___ Data
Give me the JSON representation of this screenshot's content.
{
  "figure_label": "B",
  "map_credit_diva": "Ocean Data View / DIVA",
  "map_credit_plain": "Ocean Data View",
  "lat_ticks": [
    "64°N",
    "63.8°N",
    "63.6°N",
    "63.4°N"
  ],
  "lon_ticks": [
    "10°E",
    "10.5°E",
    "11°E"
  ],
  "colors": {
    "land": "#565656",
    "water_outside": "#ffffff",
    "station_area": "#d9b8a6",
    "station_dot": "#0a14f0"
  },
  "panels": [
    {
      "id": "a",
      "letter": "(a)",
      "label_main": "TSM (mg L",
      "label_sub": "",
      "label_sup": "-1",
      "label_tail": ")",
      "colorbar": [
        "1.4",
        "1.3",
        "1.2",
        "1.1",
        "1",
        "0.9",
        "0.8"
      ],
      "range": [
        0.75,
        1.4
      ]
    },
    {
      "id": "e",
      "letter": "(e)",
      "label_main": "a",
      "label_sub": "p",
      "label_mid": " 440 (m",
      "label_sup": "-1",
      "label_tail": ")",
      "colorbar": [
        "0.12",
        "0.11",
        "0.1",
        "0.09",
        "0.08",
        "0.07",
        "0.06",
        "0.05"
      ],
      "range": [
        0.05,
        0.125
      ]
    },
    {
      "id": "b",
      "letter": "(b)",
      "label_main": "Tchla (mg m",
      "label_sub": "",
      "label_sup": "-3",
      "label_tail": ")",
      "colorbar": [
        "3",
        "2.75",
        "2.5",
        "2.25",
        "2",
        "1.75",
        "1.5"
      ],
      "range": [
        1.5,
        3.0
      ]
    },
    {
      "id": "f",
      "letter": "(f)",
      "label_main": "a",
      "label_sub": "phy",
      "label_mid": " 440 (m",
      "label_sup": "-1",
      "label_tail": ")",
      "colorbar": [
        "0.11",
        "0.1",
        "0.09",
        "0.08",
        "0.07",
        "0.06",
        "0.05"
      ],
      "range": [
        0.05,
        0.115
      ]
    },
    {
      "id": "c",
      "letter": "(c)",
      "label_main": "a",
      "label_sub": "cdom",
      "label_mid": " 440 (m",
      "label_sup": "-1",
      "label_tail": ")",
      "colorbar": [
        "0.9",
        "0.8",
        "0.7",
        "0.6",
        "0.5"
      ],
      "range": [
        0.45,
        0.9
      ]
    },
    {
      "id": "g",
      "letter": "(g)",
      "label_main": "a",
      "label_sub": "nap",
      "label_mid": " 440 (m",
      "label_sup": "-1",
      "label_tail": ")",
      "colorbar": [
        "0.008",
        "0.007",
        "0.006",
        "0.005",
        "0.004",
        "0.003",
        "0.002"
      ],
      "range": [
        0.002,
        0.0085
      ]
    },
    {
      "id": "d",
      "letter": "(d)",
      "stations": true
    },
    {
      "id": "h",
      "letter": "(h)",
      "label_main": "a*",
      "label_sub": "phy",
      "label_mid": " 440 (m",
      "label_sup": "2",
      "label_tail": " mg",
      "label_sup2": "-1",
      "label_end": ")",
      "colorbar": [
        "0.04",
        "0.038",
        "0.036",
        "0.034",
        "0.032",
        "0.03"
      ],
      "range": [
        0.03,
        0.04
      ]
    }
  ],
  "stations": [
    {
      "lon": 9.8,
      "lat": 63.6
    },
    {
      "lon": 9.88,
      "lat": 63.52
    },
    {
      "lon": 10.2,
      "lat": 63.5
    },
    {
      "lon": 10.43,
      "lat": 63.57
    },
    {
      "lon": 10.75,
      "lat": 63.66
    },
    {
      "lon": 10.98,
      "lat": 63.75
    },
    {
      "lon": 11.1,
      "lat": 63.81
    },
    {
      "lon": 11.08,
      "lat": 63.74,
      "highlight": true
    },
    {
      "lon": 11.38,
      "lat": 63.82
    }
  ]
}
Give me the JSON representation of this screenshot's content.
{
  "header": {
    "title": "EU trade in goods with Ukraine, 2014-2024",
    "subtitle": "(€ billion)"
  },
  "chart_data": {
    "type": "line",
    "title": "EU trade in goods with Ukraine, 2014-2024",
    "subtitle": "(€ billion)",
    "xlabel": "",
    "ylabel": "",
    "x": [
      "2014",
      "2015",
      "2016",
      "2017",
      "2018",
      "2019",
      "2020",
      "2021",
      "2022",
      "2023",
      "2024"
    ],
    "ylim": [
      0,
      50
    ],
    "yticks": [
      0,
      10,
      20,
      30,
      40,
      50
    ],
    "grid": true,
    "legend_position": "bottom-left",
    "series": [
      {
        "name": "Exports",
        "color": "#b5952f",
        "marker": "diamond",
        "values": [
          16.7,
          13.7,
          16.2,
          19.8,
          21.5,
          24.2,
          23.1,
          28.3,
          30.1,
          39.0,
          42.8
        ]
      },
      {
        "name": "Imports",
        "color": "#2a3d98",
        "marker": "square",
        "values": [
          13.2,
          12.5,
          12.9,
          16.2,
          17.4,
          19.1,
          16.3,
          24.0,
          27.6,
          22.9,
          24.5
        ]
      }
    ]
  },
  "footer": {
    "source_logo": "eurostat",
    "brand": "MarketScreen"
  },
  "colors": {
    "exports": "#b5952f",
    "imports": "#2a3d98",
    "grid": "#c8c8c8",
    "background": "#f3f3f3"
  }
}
______
Goal - Write out each line of the data above again, exactly as given.

Worked solution -
Give me the JSON representation of this screenshot's content.
{
  "figure_label": "B",
  "map_credit_diva": "Ocean Data View / DIVA",
  "map_credit_plain": "Ocean Data View",
  "lat_ticks": [
    "64°N",
    "63.8°N",
    "63.6°N",
    "63.4°N"
  ],
  "lon_ticks": [
    "10°E",
    "10.5°E",
    "11°E"
  ],
  "colors": {
    "land": "#565656",
    "water_outside": "#ffffff",
    "station_area": "#d9b8a6",
    "station_dot": "#0a14f0"
  },
  "panels": [
    {
      "id": "a",
      "letter": "(a)",
      "label_main": "TSM (mg L",
      "label_sub": "",
      "label_sup": "-1",
      "label_tail": ")",
      "colorbar": [
        "1.4",
        "1.3",
        "1.2",
        "1.1",
        "1",
        "0.9",
        "0.8"
      ],
      "range": [
        0.75,
        1.4
      ]
    },
    {
      "id": "e",
      "letter": "(e)",
      "label_main": "a",
      "label_sub": "p",
      "label_mid": " 440 (m",
      "label_sup": "-1",
      "label_tail": ")",
      "colorbar": [
        "0.12",
        "0.11",
        "0.1",
        "0.09",
        "0.08",
        "0.07",
        "0.06",
        "0.05"
      ],
      "range": [
        0.05,
        0.125
      ]
    },
    {
      "id": "b",
      "letter": "(b)",
      "label_main": "Tchla (mg m",
      "label_sub": "",
      "label_sup": "-3",
      "label_tail": ")",
      "colorbar": [
        "3",
        "2.75",
        "2.5",
        "2.25",
        "2",
        "1.75",
        "1.5"
      ],
      "range": [
        1.5,
        3.0
      ]
    },
    {
      "id": "f",
      "letter": "(f)",
      "label_main": "a",
      "label_sub": "phy",
      "label_mid": " 440 (m",
      "label_sup": "-1",
      "label_tail": ")",
      "colorbar": [
        "0.11",
        "0.1",
        "0.09",
        "0.08",
        "0.07",
        "0.06",
        "0.05"
      ],
      "range": [
        0.05,
        0.115
      ]
    },
    {
      "id": "c",
      "letter": "(c)",
      "label_main": "a",
      "label_sub": "cdom",
      "label_mid": " 440 (m",
      "label_sup": "-1",
      "label_tail": ")",
      "colorbar": [
        "0.9",
        "0.8",
        "0.7",
        "0.6",
        "0.5"
      ],
      "range": [
        0.45,
        0.9
      ]
    },
    {
      "id": "g",
      "letter": "(g)",
      "label_main": "a",
      "label_sub": "nap",
      "label_mid": " 440 (m",
      "label_sup": "-1",
      "label_tail": ")",
      "colorbar": [
        "0.008",
        "0.007",
        "0.006",
        "0.005",
        "0.004",
        "0.003",
        "0.002"
      ],
      "range": [
        0.002,
        0.0085
      ]
    },
    {
      "id": "d",
      "letter": "(d)",
      "stations": true
    },
    {
      "id": "h",
      "letter": "(h)",
      "label_main": "a*",
      "label_sub": "phy",
      "label_mid": " 440 (m",
      "label_sup": "2",
      "label_tail": " mg",
      "label_sup2": "-1",
      "label_end": ")",
      "colorbar": [
        "0.04",
        "0.038",
        "0.036",
        "0.034",
        "0.032",
        "0.03"
      ],
      "range": [
        0.03,
        0.04
      ]
    }
  ],
  "stations": [
    {
      "lon": 9.8,
      "lat": 63.6
    },
    {
      "lon": 9.88,
      "lat": 63.52
    },
    {
      "lon": 10.2,
      "lat": 63.5
    },
    {
      "lon": 10.43,
      "lat": 63.57
    },
    {
      "lon": 10.75,
      "lat": 63.66
    },
    {
      "lon": 10.98,
      "lat": 63.75
    },
    {
      "lon": 11.1,
      "lat": 63.81
    },
    {
      "lon": 11.08,
      "lat": 63.74,
      "highlight": true
    },
    {
      "lon": 11.38,
      "lat": 63.82
    }
  ]
}
Give me the JSON representation of this screenshot's content.
{
  "header": {
    "title": "EU trade in goods with Ukraine, 2014-2024",
    "subtitle": "(€ billion)"
  },
  "chart_data": {
    "type": "line",
    "title": "EU trade in goods with Ukraine, 2014-2024",
    "subtitle": "(€ billion)",
    "xlabel": "",
    "ylabel": "",
    "x": [
      "2014",
      "2015",
      "2016",
      "2017",
      "2018",
      "2019",
      "2020",
      "2021",
      "2022",
      "2023",
      "2024"
    ],
    "ylim": [
      0,
      50
    ],
    "yticks": [
      0,
      10,
      20,
      30,
      40,
      50
    ],
    "grid": true,
    "legend_position": "bottom-left",
    "series": [
      {
        "name": "Exports",
        "color": "#b5952f",
        "marker": "diamond",
        "values": [
          16.7,
          13.7,
          16.2,
          19.8,
          21.5,
          24.2,
          23.1,
          28.3,
          30.1,
          39.0,
          42.8
        ]
      },
      {
        "name": "Imports",
        "color": "#2a3d98",
        "marker": "square",
        "values": [
          13.2,
          12.5,
          12.9,
          16.2,
          17.4,
          19.1,
          16.3,
          24.0,
          27.6,
          22.9,
          24.5
        ]
      }
    ]
  },
  "footer": {
    "source_logo": "eurostat",
    "brand": "MarketScreen"
  },
  "colors": {
    "exports": "#b5952f",
    "imports": "#2a3d98",
    "grid": "#c8c8c8",
    "background": "#f3f3f3"
  }
}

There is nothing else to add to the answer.